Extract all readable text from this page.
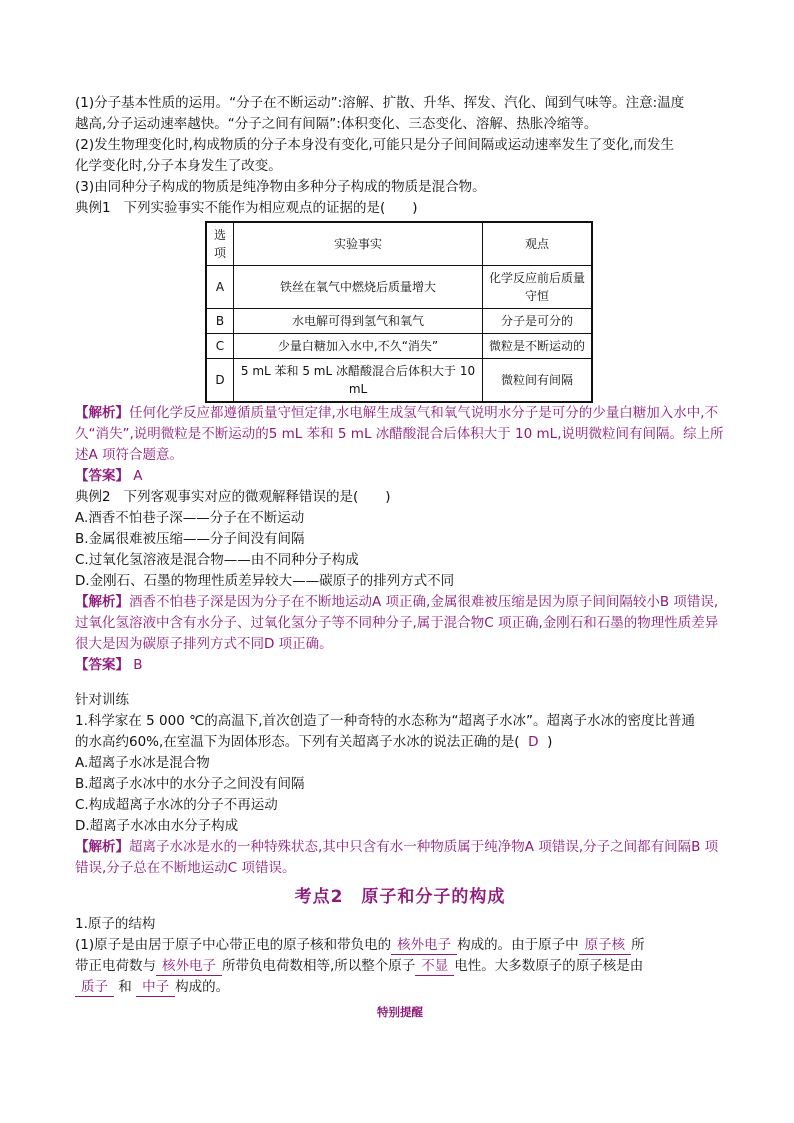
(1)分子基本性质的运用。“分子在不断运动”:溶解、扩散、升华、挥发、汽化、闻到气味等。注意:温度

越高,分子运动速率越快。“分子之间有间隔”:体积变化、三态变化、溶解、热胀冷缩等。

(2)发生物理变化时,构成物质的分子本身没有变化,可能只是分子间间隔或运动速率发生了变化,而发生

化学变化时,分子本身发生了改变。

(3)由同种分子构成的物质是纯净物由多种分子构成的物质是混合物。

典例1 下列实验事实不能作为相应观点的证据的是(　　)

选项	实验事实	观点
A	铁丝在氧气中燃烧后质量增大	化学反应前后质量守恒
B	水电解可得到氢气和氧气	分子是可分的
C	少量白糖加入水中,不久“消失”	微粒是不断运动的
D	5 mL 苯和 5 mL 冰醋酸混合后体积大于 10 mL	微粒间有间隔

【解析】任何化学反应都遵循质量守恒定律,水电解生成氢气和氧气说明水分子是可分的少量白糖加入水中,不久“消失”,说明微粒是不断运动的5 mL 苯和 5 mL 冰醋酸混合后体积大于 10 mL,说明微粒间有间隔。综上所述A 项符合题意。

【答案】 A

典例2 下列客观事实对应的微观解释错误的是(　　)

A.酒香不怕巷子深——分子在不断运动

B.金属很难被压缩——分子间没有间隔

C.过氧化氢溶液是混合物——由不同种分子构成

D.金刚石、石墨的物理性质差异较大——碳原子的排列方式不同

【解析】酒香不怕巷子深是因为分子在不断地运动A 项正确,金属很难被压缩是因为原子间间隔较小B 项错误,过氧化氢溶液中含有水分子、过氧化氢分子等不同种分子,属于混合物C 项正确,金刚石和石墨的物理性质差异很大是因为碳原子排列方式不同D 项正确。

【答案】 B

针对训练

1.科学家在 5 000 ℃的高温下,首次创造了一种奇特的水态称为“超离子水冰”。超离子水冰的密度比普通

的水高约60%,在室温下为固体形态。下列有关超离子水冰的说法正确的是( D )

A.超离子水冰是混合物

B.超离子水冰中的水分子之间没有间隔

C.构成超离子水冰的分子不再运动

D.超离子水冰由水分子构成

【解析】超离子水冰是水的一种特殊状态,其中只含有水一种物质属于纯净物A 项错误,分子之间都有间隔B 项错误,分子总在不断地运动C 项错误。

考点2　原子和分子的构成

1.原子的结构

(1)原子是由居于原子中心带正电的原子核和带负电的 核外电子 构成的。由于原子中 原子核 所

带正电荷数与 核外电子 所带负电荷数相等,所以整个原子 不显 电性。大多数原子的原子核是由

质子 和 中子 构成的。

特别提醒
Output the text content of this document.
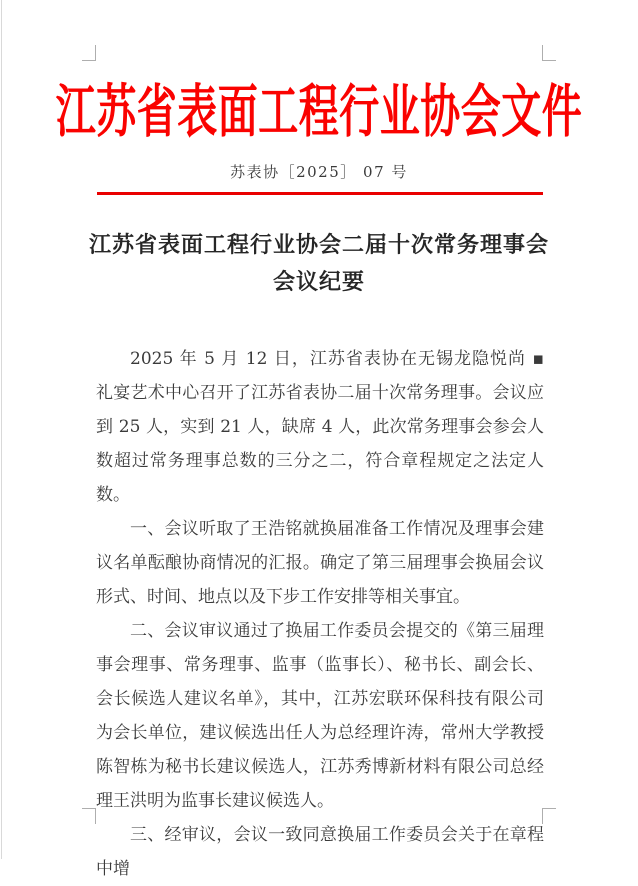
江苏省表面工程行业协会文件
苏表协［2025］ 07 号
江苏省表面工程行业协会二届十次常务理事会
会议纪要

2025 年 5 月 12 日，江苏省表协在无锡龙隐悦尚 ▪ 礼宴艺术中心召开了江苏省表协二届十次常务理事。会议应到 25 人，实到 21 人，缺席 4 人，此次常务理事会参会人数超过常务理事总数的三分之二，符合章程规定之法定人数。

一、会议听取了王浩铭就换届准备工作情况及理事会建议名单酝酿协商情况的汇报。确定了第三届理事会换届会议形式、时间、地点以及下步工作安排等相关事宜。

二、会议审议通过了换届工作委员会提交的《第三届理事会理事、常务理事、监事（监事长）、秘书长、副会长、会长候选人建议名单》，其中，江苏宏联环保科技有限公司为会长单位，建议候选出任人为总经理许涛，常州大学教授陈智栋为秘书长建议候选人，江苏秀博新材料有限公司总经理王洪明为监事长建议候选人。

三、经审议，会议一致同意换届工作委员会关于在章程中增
▬▬▬
## Task to complete
Reproduce every line above as written, skipping pictures.

## Written answer
Extract all readable text from this page.
(1)分子基本性质的运用。“分子在不断运动”:溶解、扩散、升华、挥发、汽化、闻到气味等。注意:温度

越高,分子运动速率越快。“分子之间有间隔”:体积变化、三态变化、溶解、热胀冷缩等。

(2)发生物理变化时,构成物质的分子本身没有变化,可能只是分子间间隔或运动速率发生了变化,而发生

化学变化时,分子本身发生了改变。

(3)由同种分子构成的物质是纯净物由多种分子构成的物质是混合物。

典例1 下列实验事实不能作为相应观点的证据的是(　　)

选项	实验事实	观点
A	铁丝在氧气中燃烧后质量增大	化学反应前后质量守恒
B	水电解可得到氢气和氧气	分子是可分的
C	少量白糖加入水中,不久“消失”	微粒是不断运动的
D	5 mL 苯和 5 mL 冰醋酸混合后体积大于 10 mL	微粒间有间隔

【解析】任何化学反应都遵循质量守恒定律,水电解生成氢气和氧气说明水分子是可分的少量白糖加入水中,不久“消失”,说明微粒是不断运动的5 mL 苯和 5 mL 冰醋酸混合后体积大于 10 mL,说明微粒间有间隔。综上所述A 项符合题意。

【答案】 A

典例2 下列客观事实对应的微观解释错误的是(　　)

A.酒香不怕巷子深——分子在不断运动

B.金属很难被压缩——分子间没有间隔

C.过氧化氢溶液是混合物——由不同种分子构成

D.金刚石、石墨的物理性质差异较大——碳原子的排列方式不同

【解析】酒香不怕巷子深是因为分子在不断地运动A 项正确,金属很难被压缩是因为原子间间隔较小B 项错误,过氧化氢溶液中含有水分子、过氧化氢分子等不同种分子,属于混合物C 项正确,金刚石和石墨的物理性质差异很大是因为碳原子排列方式不同D 项正确。

【答案】 B

针对训练

1.科学家在 5 000 ℃的高温下,首次创造了一种奇特的水态称为“超离子水冰”。超离子水冰的密度比普通

的水高约60%,在室温下为固体形态。下列有关超离子水冰的说法正确的是( D )

A.超离子水冰是混合物

B.超离子水冰中的水分子之间没有间隔

C.构成超离子水冰的分子不再运动

D.超离子水冰由水分子构成

【解析】超离子水冰是水的一种特殊状态,其中只含有水一种物质属于纯净物A 项错误,分子之间都有间隔B 项错误,分子总在不断地运动C 项错误。

考点2　原子和分子的构成

1.原子的结构

(1)原子是由居于原子中心带正电的原子核和带负电的 核外电子 构成的。由于原子中 原子核 所

带正电荷数与 核外电子 所带负电荷数相等,所以整个原子 不显 电性。大多数原子的原子核是由

质子 和 中子 构成的。

特别提醒
Output the text content of this document.
江苏省表面工程行业协会文件
苏表协［2025］ 07 号
江苏省表面工程行业协会二届十次常务理事会
会议纪要

2025 年 5 月 12 日，江苏省表协在无锡龙隐悦尚 ▪ 礼宴艺术中心召开了江苏省表协二届十次常务理事。会议应到 25 人，实到 21 人，缺席 4 人，此次常务理事会参会人数超过常务理事总数的三分之二，符合章程规定之法定人数。

一、会议听取了王浩铭就换届准备工作情况及理事会建议名单酝酿协商情况的汇报。确定了第三届理事会换届会议形式、时间、地点以及下步工作安排等相关事宜。

二、会议审议通过了换届工作委员会提交的《第三届理事会理事、常务理事、监事（监事长）、秘书长、副会长、会长候选人建议名单》，其中，江苏宏联环保科技有限公司为会长单位，建议候选出任人为总经理许涛，常州大学教授陈智栋为秘书长建议候选人，江苏秀博新材料有限公司总经理王洪明为监事长建议候选人。

三、经审议，会议一致同意换届工作委员会关于在章程中增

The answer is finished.